--- BEGIN RECORDS SUPPLIED ---
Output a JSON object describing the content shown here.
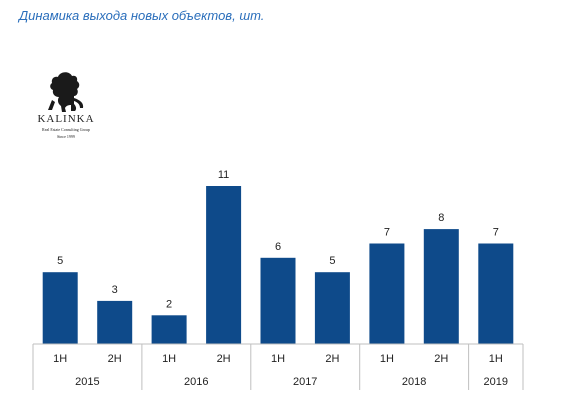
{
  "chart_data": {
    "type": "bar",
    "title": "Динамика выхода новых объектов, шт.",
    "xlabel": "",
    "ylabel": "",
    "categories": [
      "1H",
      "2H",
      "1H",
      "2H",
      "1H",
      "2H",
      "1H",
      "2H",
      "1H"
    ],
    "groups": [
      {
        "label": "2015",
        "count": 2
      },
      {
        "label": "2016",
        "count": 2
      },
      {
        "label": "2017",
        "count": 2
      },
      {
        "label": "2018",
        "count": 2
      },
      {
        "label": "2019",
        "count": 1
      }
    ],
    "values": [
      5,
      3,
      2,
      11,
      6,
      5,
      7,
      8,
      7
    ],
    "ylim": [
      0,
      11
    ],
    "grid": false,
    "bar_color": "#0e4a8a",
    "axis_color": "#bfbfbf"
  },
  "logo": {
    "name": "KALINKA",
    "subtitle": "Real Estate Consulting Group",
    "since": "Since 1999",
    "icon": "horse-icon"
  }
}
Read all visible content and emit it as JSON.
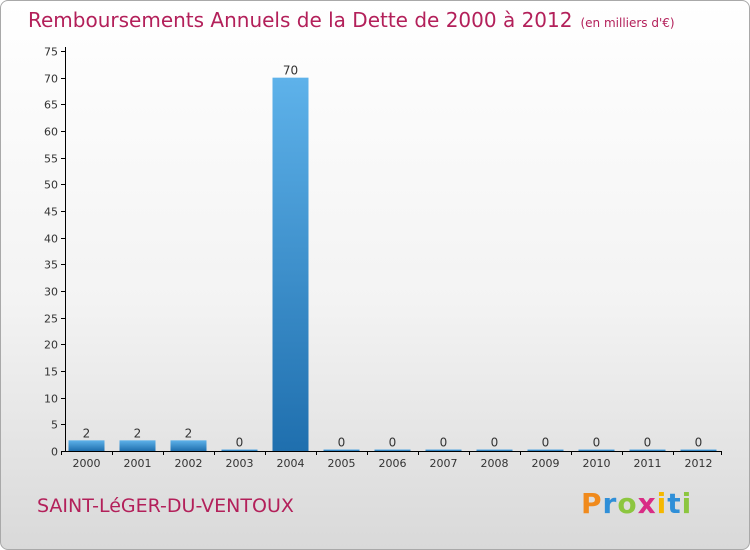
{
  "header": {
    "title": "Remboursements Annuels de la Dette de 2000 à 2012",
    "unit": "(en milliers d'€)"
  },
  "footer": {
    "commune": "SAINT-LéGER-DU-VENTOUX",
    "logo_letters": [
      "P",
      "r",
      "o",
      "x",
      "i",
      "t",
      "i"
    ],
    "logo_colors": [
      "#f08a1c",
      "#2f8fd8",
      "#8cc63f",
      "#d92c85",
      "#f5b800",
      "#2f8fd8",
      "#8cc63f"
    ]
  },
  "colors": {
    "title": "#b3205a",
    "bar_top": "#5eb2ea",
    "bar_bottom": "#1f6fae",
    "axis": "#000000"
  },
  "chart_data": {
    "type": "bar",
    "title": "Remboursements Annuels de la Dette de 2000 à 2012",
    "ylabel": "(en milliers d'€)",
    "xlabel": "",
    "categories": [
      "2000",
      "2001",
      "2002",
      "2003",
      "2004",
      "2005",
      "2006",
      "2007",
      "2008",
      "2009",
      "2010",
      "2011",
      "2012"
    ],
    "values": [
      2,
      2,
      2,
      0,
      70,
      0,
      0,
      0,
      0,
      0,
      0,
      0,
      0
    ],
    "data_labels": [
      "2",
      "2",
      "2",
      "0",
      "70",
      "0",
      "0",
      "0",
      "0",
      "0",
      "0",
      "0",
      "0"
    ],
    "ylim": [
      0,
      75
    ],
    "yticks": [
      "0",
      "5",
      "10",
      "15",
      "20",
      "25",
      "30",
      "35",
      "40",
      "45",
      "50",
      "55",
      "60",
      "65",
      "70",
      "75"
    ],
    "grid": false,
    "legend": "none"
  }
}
--- END RECORDS SUPPLIED ---
◆ **THE PROBLEM**
Take the listing and print it again exactly, but without any pictures.

◆ **EXERCISE RESULT**
Output a JSON object describing the content shown here.
{
  "chart_data": {
    "type": "bar",
    "title": "Динамика выхода новых объектов, шт.",
    "xlabel": "",
    "ylabel": "",
    "categories": [
      "1H",
      "2H",
      "1H",
      "2H",
      "1H",
      "2H",
      "1H",
      "2H",
      "1H"
    ],
    "groups": [
      {
        "label": "2015",
        "count": 2
      },
      {
        "label": "2016",
        "count": 2
      },
      {
        "label": "2017",
        "count": 2
      },
      {
        "label": "2018",
        "count": 2
      },
      {
        "label": "2019",
        "count": 1
      }
    ],
    "values": [
      5,
      3,
      2,
      11,
      6,
      5,
      7,
      8,
      7
    ],
    "ylim": [
      0,
      11
    ],
    "grid": false,
    "bar_color": "#0e4a8a",
    "axis_color": "#bfbfbf"
  },
  "logo": {
    "name": "KALINKA",
    "subtitle": "Real Estate Consulting Group",
    "since": "Since 1999",
    "icon": "horse-icon"
  }
}
Read all visible content and emit it as JSON.
{
  "header": {
    "title": "Remboursements Annuels de la Dette de 2000 à 2012",
    "unit": "(en milliers d'€)"
  },
  "footer": {
    "commune": "SAINT-LéGER-DU-VENTOUX",
    "logo_letters": [
      "P",
      "r",
      "o",
      "x",
      "i",
      "t",
      "i"
    ],
    "logo_colors": [
      "#f08a1c",
      "#2f8fd8",
      "#8cc63f",
      "#d92c85",
      "#f5b800",
      "#2f8fd8",
      "#8cc63f"
    ]
  },
  "colors": {
    "title": "#b3205a",
    "bar_top": "#5eb2ea",
    "bar_bottom": "#1f6fae",
    "axis": "#000000"
  },
  "chart_data": {
    "type": "bar",
    "title": "Remboursements Annuels de la Dette de 2000 à 2012",
    "ylabel": "(en milliers d'€)",
    "xlabel": "",
    "categories": [
      "2000",
      "2001",
      "2002",
      "2003",
      "2004",
      "2005",
      "2006",
      "2007",
      "2008",
      "2009",
      "2010",
      "2011",
      "2012"
    ],
    "values": [
      2,
      2,
      2,
      0,
      70,
      0,
      0,
      0,
      0,
      0,
      0,
      0,
      0
    ],
    "data_labels": [
      "2",
      "2",
      "2",
      "0",
      "70",
      "0",
      "0",
      "0",
      "0",
      "0",
      "0",
      "0",
      "0"
    ],
    "ylim": [
      0,
      75
    ],
    "yticks": [
      "0",
      "5",
      "10",
      "15",
      "20",
      "25",
      "30",
      "35",
      "40",
      "45",
      "50",
      "55",
      "60",
      "65",
      "70",
      "75"
    ],
    "grid": false,
    "legend": "none"
  }
}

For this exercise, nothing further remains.